### [What to produce]
Wherever the string "plain" appears in the listing, copy that line.

### [Stored records]
------------------------------

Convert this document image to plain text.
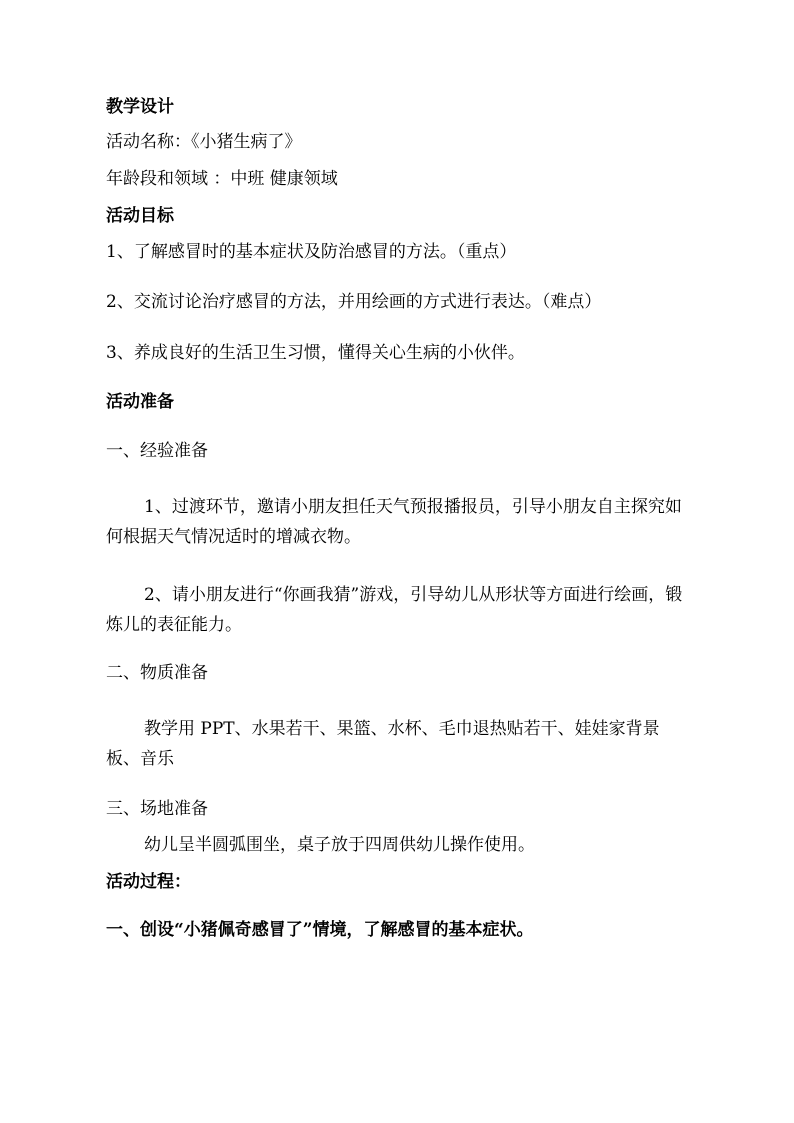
教学设计
活动名称：《小猪生病了》
年龄段和领域 ：中班 健康领域
活动目标
1、了解感冒时的基本症状及防治感冒的方法。（重点）
2、交流讨论治疗感冒的方法，并用绘画的方式进行表达。（难点）
3、养成良好的生活卫生习惯，懂得关心生病的小伙伴。
活动准备
一、经验准备
1、过渡环节，邀请小朋友担任天气预报播报员，引导小朋友自主探究如何根据天气情况适时的增减衣物。
2、请小朋友进行“你画我猜”游戏，引导幼儿从形状等方面进行绘画，锻炼儿的表征能力。
二、物质准备
教学用 PPT、水果若干、果篮、水杯、毛巾退热贴若干、娃娃家背景板、音乐
三、场地准备
幼儿呈半圆弧围坐，桌子放于四周供幼儿操作使用。
活动过程：
一、创设“小猪佩奇感冒了”情境，了解感冒的基本症状。
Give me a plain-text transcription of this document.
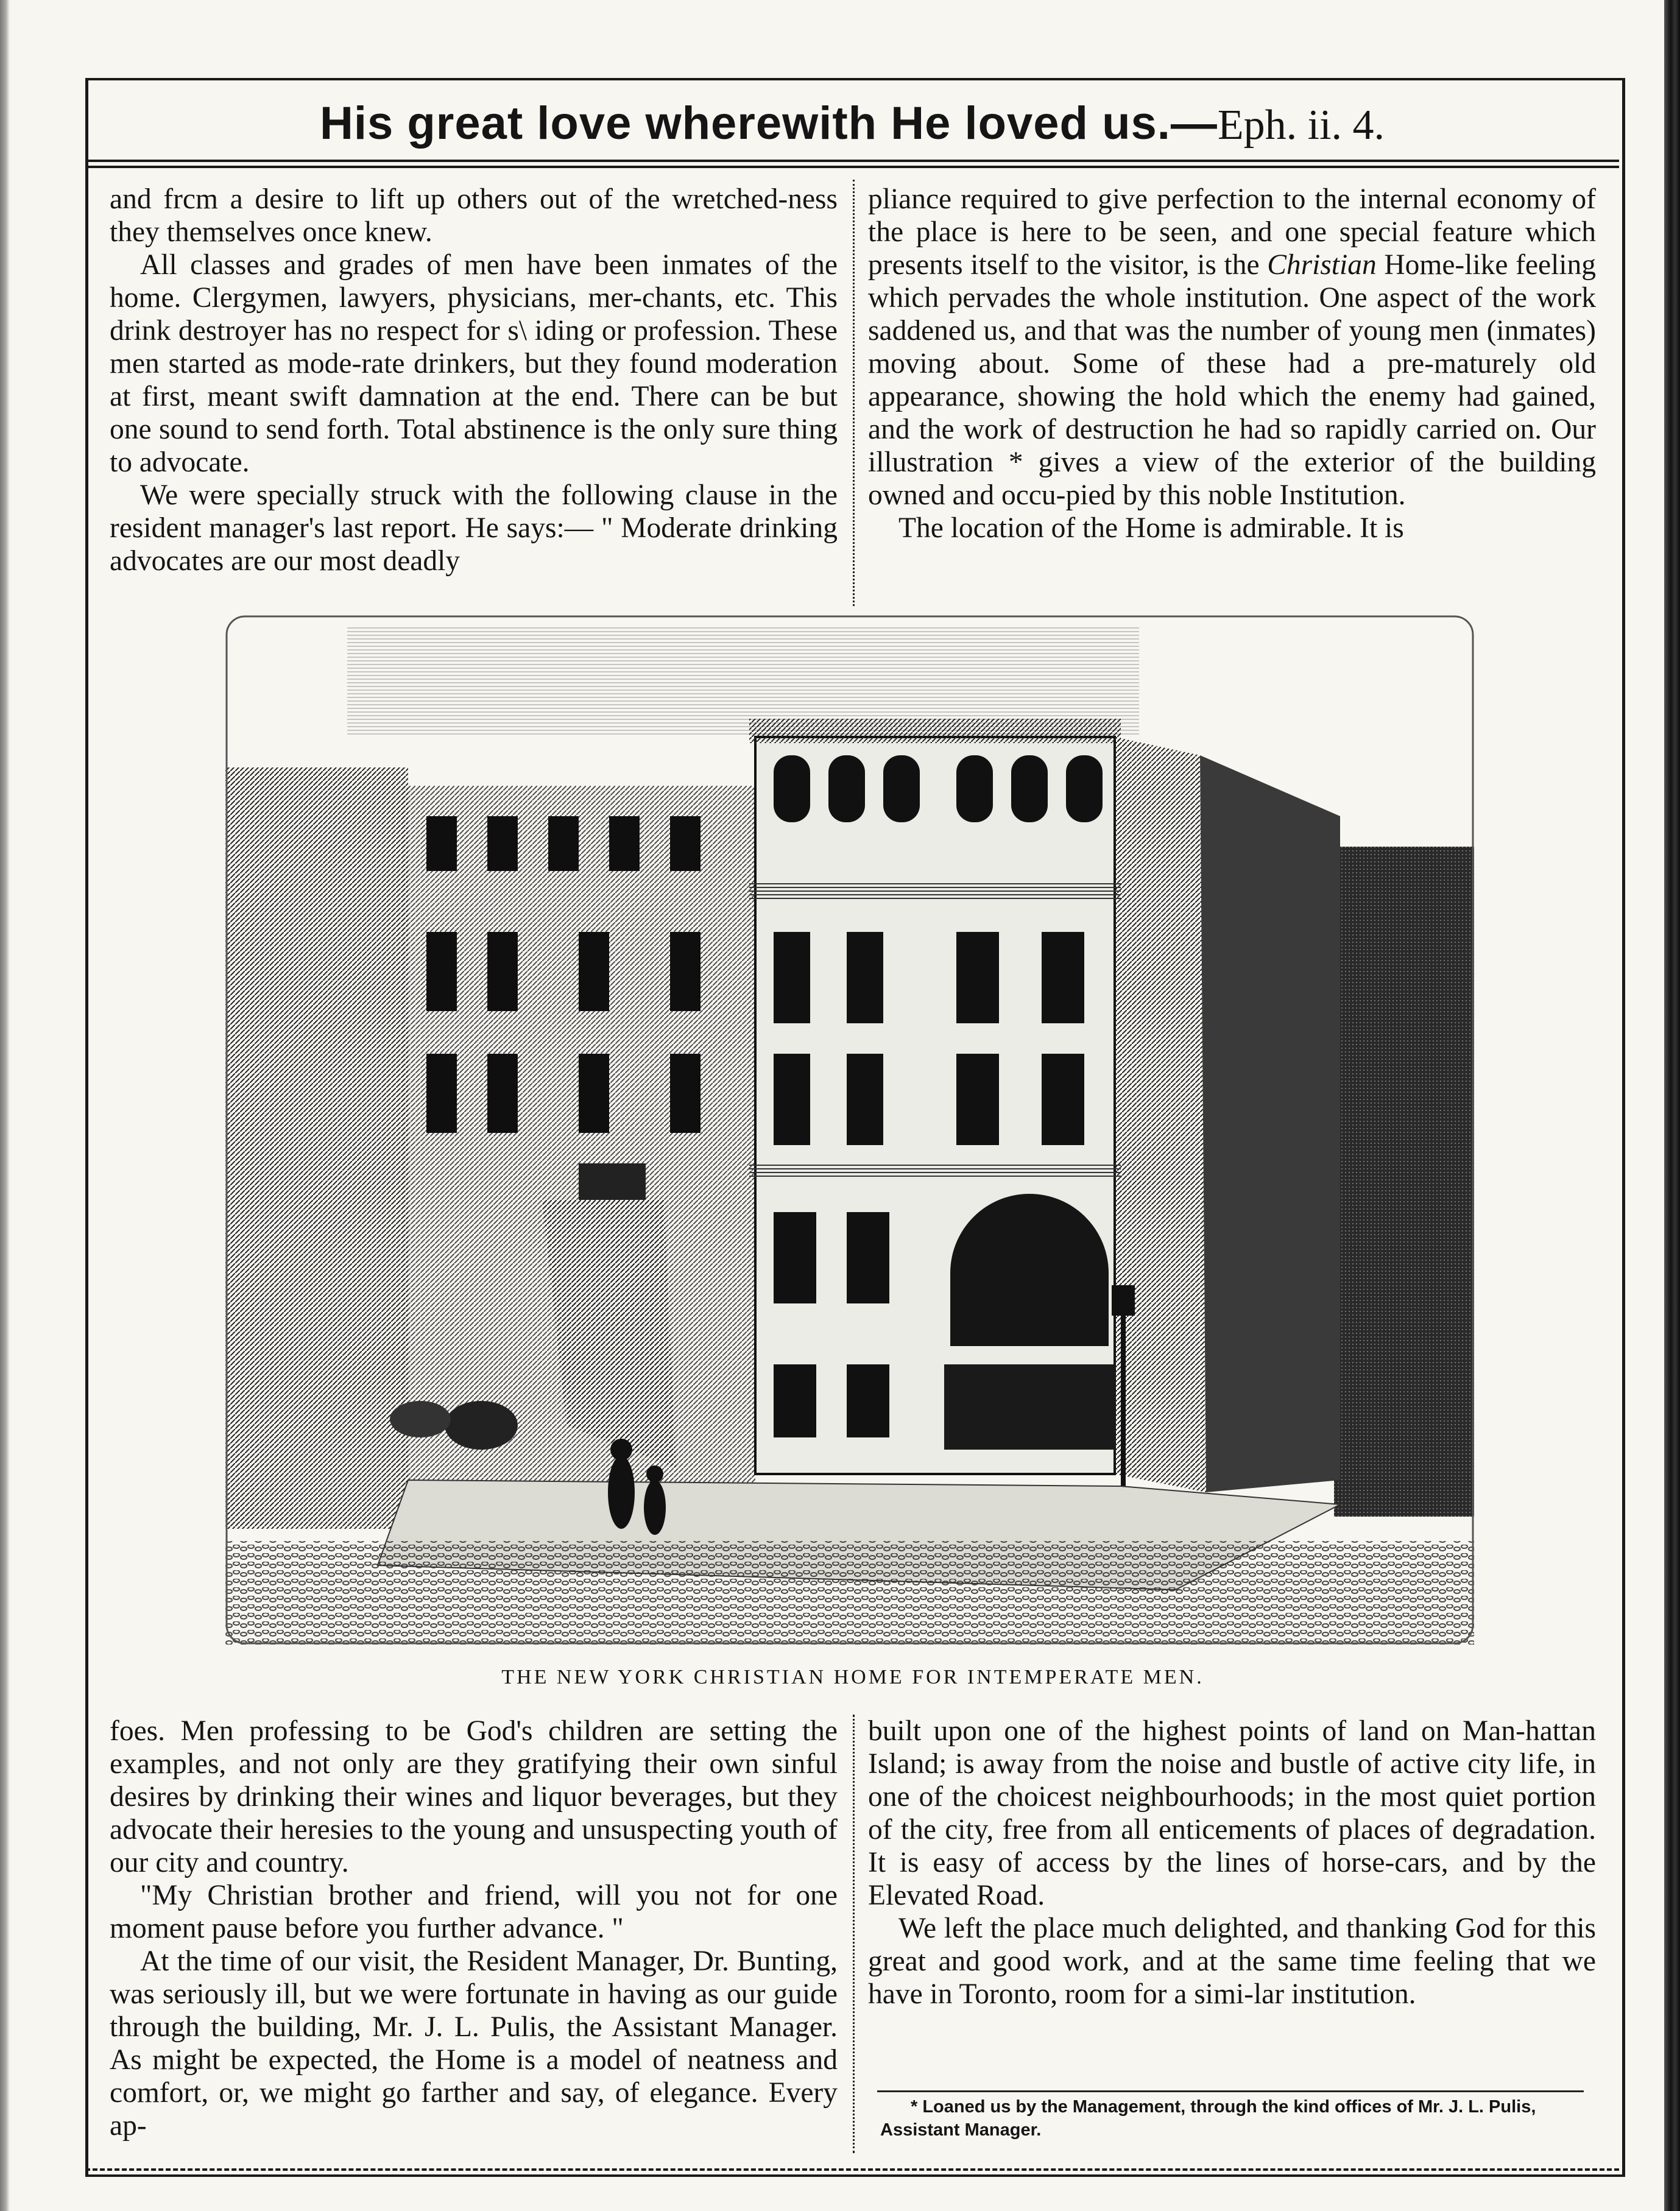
His great love wherewith He loved us.—Eph. ii. 4.

and frcm a desire to lift up others out of the wretched-ness they themselves once knew.

All classes and grades of men have been inmates of the home. Clergymen, lawyers, physicians, mer-chants, etc. This drink destroyer has no respect for s\ iding or profession. These men started as mode-rate drinkers, but they found moderation at first, meant swift damnation at the end. There can be but one sound to send forth. Total abstinence is the only sure thing to advocate.

We were specially struck with the following clause in the resident manager's last report. He says:— " Moderate drinking advocates are our most deadly

pliance required to give perfection to the internal economy of the place is here to be seen, and one special feature which presents itself to the visitor, is the Christian Home-like feeling which pervades the whole institution. One aspect of the work saddened us, and that was the number of young men (inmates) moving about. Some of these had a pre-maturely old appearance, showing the hold which the enemy had gained, and the work of destruction he had so rapidly carried on. Our illustration * gives a view of the exterior of the building owned and occu-pied by this noble Institution.

The location of the Home is admirable. It is

THE NEW YORK CHRISTIAN HOME FOR INTEMPERATE MEN.

foes. Men professing to be God's children are setting the examples, and not only are they gratifying their own sinful desires by drinking their wines and liquor beverages, but they advocate their heresies to the young and unsuspecting youth of our city and country.

"My Christian brother and friend, will you not for one moment pause before you further advance. "

At the time of our visit, the Resident Manager, Dr. Bunting, was seriously ill, but we were fortunate in having as our guide through the building, Mr. J. L. Pulis, the Assistant Manager. As might be expected, the Home is a model of neatness and comfort, or, we might go farther and say, of elegance. Every ap-

built upon one of the highest points of land on Man-hattan Island; is away from the noise and bustle of active city life, in one of the choicest neighbourhoods; in the most quiet portion of the city, free from all enticements of places of degradation. It is easy of access by the lines of horse-cars, and by the Elevated Road.

We left the place much delighted, and thanking God for this great and good work, and at the same time feeling that we have in Toronto, room for a simi-lar institution.

* Loaned us by the Management, through the kind offices of Mr. J. L. Pulis, Assistant Manager.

------------------------------

### [Answer to the problem]
Convert this document image to plain text.
Give me a plain-text transcription of this document.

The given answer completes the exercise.